--- Exercise directions ---
All of the data should be output character for character, except the pictures.

--- Items ---
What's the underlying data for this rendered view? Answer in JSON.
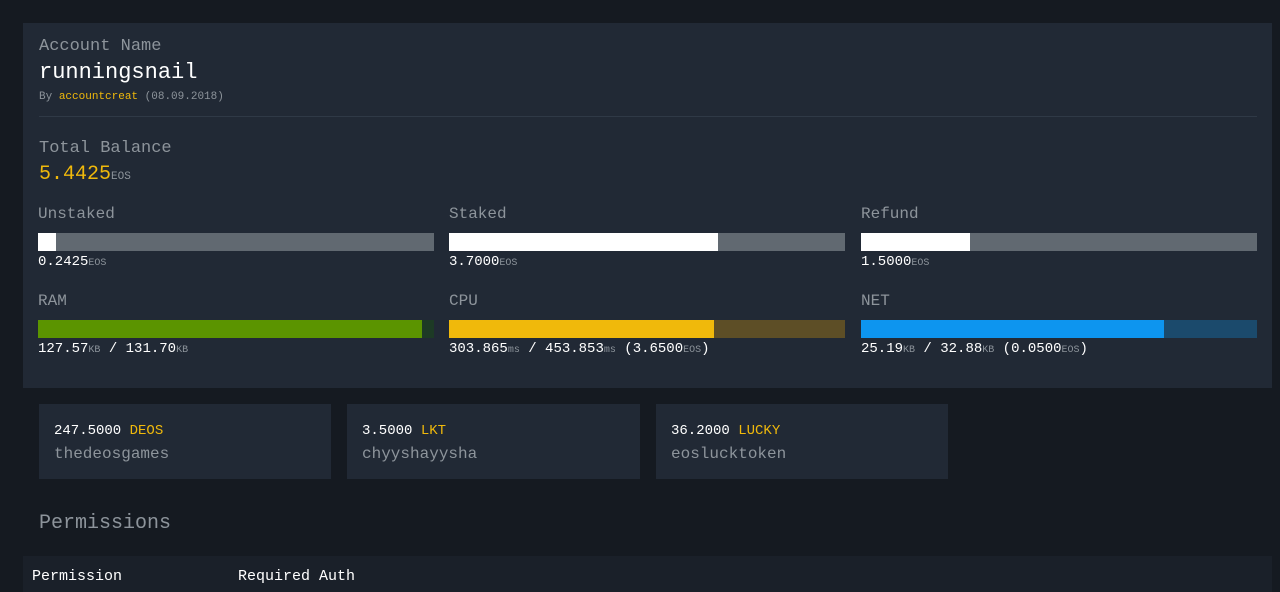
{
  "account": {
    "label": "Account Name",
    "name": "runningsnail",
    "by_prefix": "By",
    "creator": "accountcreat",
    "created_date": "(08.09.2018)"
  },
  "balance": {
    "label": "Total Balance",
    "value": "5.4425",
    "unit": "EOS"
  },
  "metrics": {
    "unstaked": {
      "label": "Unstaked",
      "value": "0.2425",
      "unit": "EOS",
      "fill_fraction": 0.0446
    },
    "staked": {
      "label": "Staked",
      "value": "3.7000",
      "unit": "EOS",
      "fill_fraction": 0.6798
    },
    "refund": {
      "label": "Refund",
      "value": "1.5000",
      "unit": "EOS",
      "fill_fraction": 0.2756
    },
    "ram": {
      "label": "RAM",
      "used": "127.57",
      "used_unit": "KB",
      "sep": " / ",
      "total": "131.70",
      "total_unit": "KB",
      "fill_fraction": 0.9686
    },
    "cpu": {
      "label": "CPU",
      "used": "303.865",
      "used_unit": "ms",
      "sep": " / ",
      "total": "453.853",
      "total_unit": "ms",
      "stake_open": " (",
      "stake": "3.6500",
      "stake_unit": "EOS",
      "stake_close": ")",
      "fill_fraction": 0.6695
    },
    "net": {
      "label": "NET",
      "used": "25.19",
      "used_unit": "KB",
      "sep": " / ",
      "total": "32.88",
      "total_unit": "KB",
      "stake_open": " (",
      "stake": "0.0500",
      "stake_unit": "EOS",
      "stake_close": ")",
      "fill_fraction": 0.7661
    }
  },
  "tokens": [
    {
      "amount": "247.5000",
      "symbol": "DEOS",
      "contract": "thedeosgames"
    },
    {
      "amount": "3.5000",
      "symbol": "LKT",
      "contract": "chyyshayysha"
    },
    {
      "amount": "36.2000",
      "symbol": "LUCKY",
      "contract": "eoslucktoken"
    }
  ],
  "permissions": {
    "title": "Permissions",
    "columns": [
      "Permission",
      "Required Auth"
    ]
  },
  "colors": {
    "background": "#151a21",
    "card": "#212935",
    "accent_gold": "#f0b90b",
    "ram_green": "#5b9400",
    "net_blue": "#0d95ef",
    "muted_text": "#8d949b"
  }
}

--- Written solution ---
What's the underlying data for this rendered view? Answer in JSON.
{
  "account": {
    "label": "Account Name",
    "name": "runningsnail",
    "by_prefix": "By",
    "creator": "accountcreat",
    "created_date": "(08.09.2018)"
  },
  "balance": {
    "label": "Total Balance",
    "value": "5.4425",
    "unit": "EOS"
  },
  "metrics": {
    "unstaked": {
      "label": "Unstaked",
      "value": "0.2425",
      "unit": "EOS",
      "fill_fraction": 0.0446
    },
    "staked": {
      "label": "Staked",
      "value": "3.7000",
      "unit": "EOS",
      "fill_fraction": 0.6798
    },
    "refund": {
      "label": "Refund",
      "value": "1.5000",
      "unit": "EOS",
      "fill_fraction": 0.2756
    },
    "ram": {
      "label": "RAM",
      "used": "127.57",
      "used_unit": "KB",
      "sep": " / ",
      "total": "131.70",
      "total_unit": "KB",
      "fill_fraction": 0.9686
    },
    "cpu": {
      "label": "CPU",
      "used": "303.865",
      "used_unit": "ms",
      "sep": " / ",
      "total": "453.853",
      "total_unit": "ms",
      "stake_open": " (",
      "stake": "3.6500",
      "stake_unit": "EOS",
      "stake_close": ")",
      "fill_fraction": 0.6695
    },
    "net": {
      "label": "NET",
      "used": "25.19",
      "used_unit": "KB",
      "sep": " / ",
      "total": "32.88",
      "total_unit": "KB",
      "stake_open": " (",
      "stake": "0.0500",
      "stake_unit": "EOS",
      "stake_close": ")",
      "fill_fraction": 0.7661
    }
  },
  "tokens": [
    {
      "amount": "247.5000",
      "symbol": "DEOS",
      "contract": "thedeosgames"
    },
    {
      "amount": "3.5000",
      "symbol": "LKT",
      "contract": "chyyshayysha"
    },
    {
      "amount": "36.2000",
      "symbol": "LUCKY",
      "contract": "eoslucktoken"
    }
  ],
  "permissions": {
    "title": "Permissions",
    "columns": [
      "Permission",
      "Required Auth"
    ]
  },
  "colors": {
    "background": "#151a21",
    "card": "#212935",
    "accent_gold": "#f0b90b",
    "ram_green": "#5b9400",
    "net_blue": "#0d95ef",
    "muted_text": "#8d949b"
  }
}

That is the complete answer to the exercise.